STATED EXERCISE: Gather up every line from the entries below that uses the word "también".

DATA FOR THIS TASK:

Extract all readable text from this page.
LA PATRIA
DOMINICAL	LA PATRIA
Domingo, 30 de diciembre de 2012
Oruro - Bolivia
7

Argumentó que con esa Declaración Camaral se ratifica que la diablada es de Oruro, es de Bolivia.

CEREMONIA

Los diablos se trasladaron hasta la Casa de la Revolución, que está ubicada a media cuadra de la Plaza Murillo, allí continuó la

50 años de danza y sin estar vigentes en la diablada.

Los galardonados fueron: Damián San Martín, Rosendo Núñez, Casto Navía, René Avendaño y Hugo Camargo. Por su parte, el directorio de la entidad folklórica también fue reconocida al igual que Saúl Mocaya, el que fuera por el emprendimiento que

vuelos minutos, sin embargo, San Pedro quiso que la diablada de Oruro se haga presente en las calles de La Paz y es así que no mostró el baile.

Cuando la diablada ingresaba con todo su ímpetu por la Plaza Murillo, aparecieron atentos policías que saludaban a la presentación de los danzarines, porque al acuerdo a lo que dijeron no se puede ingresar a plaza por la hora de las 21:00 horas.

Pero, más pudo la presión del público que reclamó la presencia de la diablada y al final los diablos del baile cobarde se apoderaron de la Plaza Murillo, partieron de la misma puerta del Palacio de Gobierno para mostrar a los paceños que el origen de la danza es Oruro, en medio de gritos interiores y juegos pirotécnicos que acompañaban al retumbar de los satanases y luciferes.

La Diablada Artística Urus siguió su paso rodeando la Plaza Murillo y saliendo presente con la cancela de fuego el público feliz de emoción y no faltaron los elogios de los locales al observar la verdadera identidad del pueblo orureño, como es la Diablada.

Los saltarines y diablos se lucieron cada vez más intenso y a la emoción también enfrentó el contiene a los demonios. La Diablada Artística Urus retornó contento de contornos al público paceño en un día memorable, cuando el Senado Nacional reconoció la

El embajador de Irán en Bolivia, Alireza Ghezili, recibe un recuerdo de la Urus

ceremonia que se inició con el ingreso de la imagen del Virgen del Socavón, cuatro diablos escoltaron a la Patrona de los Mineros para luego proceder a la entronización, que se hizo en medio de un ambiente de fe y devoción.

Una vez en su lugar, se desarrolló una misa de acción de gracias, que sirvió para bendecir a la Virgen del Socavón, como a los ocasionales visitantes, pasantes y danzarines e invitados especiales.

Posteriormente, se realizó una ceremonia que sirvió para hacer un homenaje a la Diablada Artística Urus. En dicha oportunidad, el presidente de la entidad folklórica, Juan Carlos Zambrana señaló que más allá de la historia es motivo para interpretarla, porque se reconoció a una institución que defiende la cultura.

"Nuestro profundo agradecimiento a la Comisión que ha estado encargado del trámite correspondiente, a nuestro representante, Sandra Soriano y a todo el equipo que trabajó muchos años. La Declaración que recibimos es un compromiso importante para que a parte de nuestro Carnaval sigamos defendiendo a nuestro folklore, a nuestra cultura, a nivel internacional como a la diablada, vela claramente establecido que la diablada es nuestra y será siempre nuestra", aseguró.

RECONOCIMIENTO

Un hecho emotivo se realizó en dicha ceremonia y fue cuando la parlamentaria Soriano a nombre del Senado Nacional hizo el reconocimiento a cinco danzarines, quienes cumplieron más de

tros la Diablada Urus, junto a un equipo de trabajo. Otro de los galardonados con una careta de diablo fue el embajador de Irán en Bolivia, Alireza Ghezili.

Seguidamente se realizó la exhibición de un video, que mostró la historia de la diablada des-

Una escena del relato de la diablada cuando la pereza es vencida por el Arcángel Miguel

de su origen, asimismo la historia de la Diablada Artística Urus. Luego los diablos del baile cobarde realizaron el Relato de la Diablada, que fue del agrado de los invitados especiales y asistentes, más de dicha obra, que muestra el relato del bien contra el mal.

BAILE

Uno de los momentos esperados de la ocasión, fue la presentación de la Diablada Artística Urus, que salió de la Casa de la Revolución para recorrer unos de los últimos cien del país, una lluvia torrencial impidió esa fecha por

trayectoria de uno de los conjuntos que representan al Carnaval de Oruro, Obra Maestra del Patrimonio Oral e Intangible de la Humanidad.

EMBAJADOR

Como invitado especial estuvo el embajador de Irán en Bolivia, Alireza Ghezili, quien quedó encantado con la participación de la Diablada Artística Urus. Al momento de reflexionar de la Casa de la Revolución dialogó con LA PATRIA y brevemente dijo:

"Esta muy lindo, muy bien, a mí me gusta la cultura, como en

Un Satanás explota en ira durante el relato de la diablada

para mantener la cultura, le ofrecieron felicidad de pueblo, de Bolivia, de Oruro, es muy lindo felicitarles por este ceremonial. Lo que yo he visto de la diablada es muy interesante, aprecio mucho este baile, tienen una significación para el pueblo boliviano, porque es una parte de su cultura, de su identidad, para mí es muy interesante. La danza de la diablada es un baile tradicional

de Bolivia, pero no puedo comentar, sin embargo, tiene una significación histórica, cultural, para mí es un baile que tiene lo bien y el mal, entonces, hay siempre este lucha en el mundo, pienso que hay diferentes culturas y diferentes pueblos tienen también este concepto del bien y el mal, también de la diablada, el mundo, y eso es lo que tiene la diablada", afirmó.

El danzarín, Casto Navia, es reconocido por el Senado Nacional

SOLUTION:
Los galardonados fueron: Damián San Martín, Rosendo Núñez, Casto Navía, René Avendaño y Hugo Camargo. Por su parte, el directorio de la entidad folklórica también fue reconocida al igual que Saúl Mocaya, el que fuera por el emprendimiento que
Los saltarines y diablos se lucieron cada vez más intenso y a la emoción también enfrentó el contiene a los demonios. La Diablada Artística Urus retornó contento de contornos al público paceño en un día memorable, cuando el Senado Nacional reconoció la
de Bolivia, pero no puedo comentar, sin embargo, tiene una significación histórica, cultural, para mí es un baile que tiene lo bien y el mal, entonces, hay siempre este lucha en el mundo, pienso que hay diferentes culturas y diferentes pueblos tienen también este concepto del bien y el mal, también de la diablada, el mundo, y eso es lo que tiene la diablada", afirmó.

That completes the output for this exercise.